*Stored data*.
** Begin **
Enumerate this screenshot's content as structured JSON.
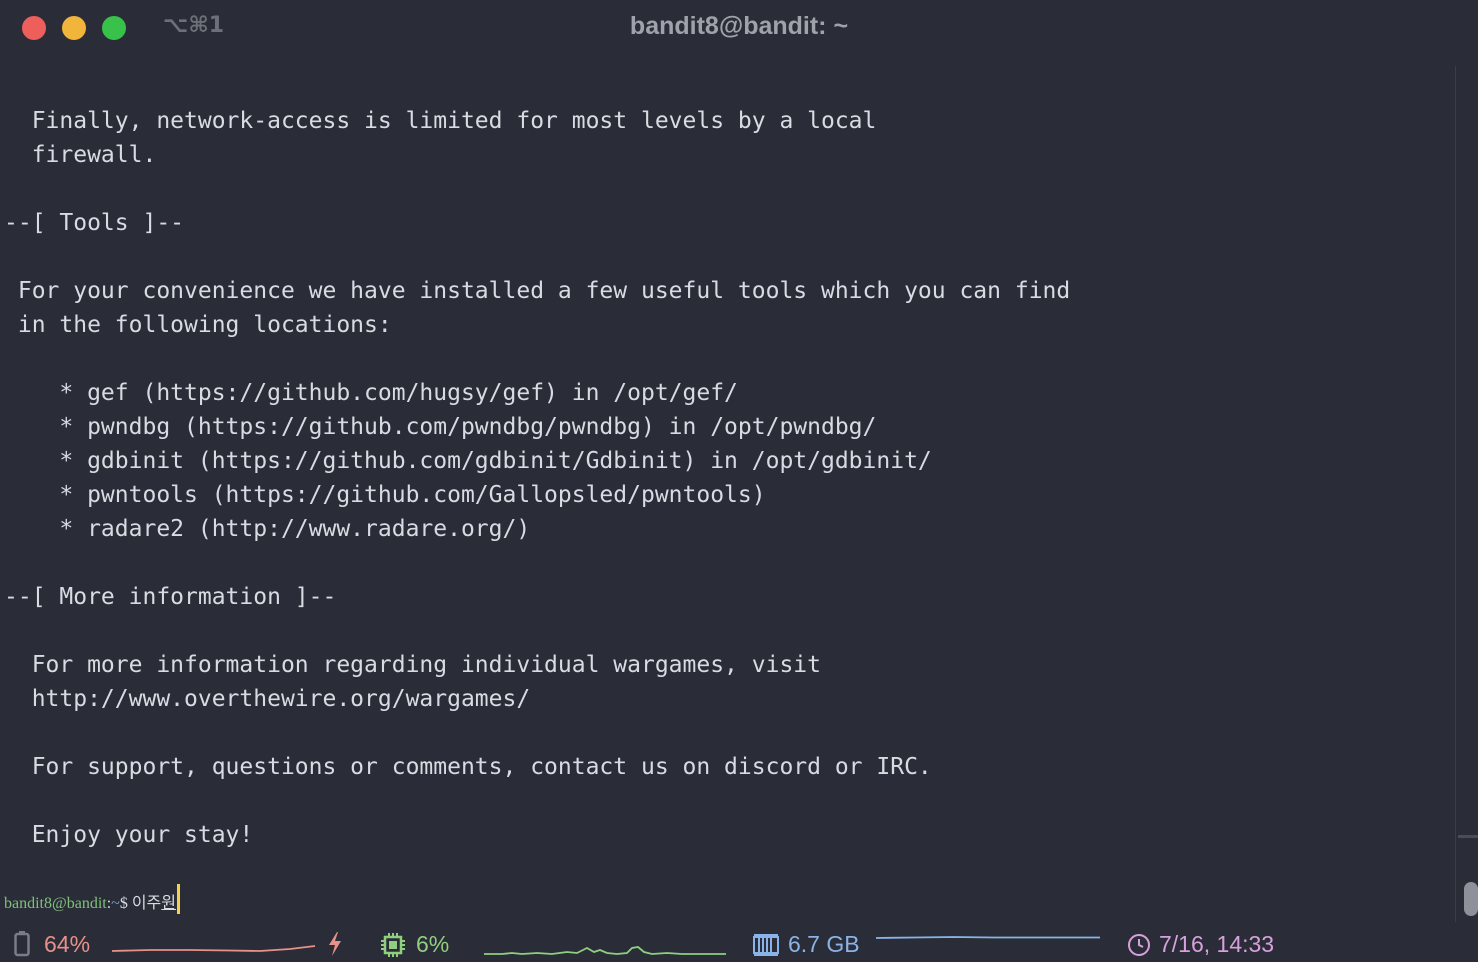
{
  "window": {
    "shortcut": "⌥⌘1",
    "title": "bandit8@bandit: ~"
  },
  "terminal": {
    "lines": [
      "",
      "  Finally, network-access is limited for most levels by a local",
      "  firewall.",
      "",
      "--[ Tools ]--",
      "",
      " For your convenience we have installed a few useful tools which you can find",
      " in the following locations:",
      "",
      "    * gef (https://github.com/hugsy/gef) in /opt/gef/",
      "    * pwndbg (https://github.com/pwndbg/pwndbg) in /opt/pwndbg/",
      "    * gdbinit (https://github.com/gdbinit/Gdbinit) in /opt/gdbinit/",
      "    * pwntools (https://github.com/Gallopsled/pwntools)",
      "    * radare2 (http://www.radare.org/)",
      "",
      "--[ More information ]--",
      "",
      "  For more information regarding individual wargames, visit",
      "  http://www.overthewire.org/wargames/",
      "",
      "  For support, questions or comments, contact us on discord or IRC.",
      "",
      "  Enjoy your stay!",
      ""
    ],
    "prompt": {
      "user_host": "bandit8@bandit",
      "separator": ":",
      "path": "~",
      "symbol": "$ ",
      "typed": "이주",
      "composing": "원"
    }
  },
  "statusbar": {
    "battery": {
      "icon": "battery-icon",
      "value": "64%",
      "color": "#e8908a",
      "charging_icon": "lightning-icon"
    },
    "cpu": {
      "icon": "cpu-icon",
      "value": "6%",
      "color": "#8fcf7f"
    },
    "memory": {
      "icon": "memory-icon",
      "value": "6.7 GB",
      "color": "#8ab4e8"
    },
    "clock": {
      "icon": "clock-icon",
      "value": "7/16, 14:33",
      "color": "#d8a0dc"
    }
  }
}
** End **
*Exercise brief*.
Repeat the material verbatim. Do not carry over any picture.

*Result below*.
Enumerate this screenshot's content as structured JSON.
{
  "window": {
    "shortcut": "⌥⌘1",
    "title": "bandit8@bandit: ~"
  },
  "terminal": {
    "lines": [
      "",
      "  Finally, network-access is limited for most levels by a local",
      "  firewall.",
      "",
      "--[ Tools ]--",
      "",
      " For your convenience we have installed a few useful tools which you can find",
      " in the following locations:",
      "",
      "    * gef (https://github.com/hugsy/gef) in /opt/gef/",
      "    * pwndbg (https://github.com/pwndbg/pwndbg) in /opt/pwndbg/",
      "    * gdbinit (https://github.com/gdbinit/Gdbinit) in /opt/gdbinit/",
      "    * pwntools (https://github.com/Gallopsled/pwntools)",
      "    * radare2 (http://www.radare.org/)",
      "",
      "--[ More information ]--",
      "",
      "  For more information regarding individual wargames, visit",
      "  http://www.overthewire.org/wargames/",
      "",
      "  For support, questions or comments, contact us on discord or IRC.",
      "",
      "  Enjoy your stay!",
      ""
    ],
    "prompt": {
      "user_host": "bandit8@bandit",
      "separator": ":",
      "path": "~",
      "symbol": "$ ",
      "typed": "이주",
      "composing": "원"
    }
  },
  "statusbar": {
    "battery": {
      "icon": "battery-icon",
      "value": "64%",
      "color": "#e8908a",
      "charging_icon": "lightning-icon"
    },
    "cpu": {
      "icon": "cpu-icon",
      "value": "6%",
      "color": "#8fcf7f"
    },
    "memory": {
      "icon": "memory-icon",
      "value": "6.7 GB",
      "color": "#8ab4e8"
    },
    "clock": {
      "icon": "clock-icon",
      "value": "7/16, 14:33",
      "color": "#d8a0dc"
    }
  }
}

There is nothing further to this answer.